» **Exercise**
Give only one thing: the number of lines that include the word "this".

» **Provided records**
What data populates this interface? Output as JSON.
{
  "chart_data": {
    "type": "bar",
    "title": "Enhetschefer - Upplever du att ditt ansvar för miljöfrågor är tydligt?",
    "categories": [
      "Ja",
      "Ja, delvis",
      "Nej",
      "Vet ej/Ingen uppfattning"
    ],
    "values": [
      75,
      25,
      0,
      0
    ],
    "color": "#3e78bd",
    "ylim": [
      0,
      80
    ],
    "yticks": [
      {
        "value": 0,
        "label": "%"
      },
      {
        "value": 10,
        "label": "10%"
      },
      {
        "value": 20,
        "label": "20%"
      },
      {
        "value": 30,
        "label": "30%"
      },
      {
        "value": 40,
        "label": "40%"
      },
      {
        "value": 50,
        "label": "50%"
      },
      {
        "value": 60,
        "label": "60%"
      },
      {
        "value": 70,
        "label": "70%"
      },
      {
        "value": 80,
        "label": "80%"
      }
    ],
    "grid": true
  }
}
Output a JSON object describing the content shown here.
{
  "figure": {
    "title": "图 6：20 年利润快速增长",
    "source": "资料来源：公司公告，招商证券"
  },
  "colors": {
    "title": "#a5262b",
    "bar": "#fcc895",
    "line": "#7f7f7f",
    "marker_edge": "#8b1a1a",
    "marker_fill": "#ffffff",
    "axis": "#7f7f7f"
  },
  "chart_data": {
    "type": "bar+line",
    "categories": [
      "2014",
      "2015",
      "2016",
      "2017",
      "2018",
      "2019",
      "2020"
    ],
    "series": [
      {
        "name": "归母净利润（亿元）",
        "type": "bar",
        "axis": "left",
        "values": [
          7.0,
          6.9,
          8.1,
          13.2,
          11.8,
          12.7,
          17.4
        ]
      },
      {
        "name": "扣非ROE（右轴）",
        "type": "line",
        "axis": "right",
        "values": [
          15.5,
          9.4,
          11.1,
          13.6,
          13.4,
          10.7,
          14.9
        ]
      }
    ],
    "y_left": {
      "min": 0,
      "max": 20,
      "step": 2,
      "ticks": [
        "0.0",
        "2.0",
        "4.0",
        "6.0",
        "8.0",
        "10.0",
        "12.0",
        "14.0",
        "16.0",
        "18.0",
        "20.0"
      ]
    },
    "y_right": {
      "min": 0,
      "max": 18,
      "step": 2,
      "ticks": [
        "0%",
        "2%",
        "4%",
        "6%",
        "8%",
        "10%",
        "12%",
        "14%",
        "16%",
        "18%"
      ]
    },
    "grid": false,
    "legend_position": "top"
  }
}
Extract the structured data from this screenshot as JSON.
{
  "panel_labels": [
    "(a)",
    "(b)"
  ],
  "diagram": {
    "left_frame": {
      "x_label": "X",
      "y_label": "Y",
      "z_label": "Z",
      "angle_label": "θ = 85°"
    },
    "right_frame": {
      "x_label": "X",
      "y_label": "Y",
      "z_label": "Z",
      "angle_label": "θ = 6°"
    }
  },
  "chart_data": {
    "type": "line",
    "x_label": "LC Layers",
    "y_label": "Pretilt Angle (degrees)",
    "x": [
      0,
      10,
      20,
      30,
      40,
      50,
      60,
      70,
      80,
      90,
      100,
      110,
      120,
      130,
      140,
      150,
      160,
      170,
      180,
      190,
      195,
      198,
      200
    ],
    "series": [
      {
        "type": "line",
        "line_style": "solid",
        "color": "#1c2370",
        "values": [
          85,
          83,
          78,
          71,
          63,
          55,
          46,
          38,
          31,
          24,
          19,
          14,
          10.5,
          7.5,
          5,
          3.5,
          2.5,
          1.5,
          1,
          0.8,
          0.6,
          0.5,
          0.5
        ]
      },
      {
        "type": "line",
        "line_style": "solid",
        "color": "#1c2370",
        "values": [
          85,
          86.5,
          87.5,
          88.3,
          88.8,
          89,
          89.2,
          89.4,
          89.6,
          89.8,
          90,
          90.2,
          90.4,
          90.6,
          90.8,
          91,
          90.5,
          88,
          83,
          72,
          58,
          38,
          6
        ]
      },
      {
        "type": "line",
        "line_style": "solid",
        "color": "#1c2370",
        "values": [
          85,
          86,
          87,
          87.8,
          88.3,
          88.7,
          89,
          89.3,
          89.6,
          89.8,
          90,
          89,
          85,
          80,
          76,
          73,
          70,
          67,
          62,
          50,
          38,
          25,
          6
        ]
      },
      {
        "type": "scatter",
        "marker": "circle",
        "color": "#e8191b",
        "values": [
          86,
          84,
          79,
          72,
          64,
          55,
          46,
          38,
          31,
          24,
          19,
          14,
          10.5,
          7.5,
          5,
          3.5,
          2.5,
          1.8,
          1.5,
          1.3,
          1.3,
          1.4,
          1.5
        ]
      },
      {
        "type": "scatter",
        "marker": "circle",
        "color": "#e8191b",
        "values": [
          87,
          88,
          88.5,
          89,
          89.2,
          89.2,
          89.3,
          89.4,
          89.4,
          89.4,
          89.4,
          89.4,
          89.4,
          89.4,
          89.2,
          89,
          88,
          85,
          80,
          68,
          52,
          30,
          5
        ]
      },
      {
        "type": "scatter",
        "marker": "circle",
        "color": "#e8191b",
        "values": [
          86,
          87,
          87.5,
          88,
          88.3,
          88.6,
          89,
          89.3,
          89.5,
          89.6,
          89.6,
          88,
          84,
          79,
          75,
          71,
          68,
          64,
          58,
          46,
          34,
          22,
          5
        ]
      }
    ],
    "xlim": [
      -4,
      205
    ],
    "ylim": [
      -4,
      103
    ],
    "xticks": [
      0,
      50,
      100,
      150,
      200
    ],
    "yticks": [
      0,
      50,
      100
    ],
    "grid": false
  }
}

» **In response**
2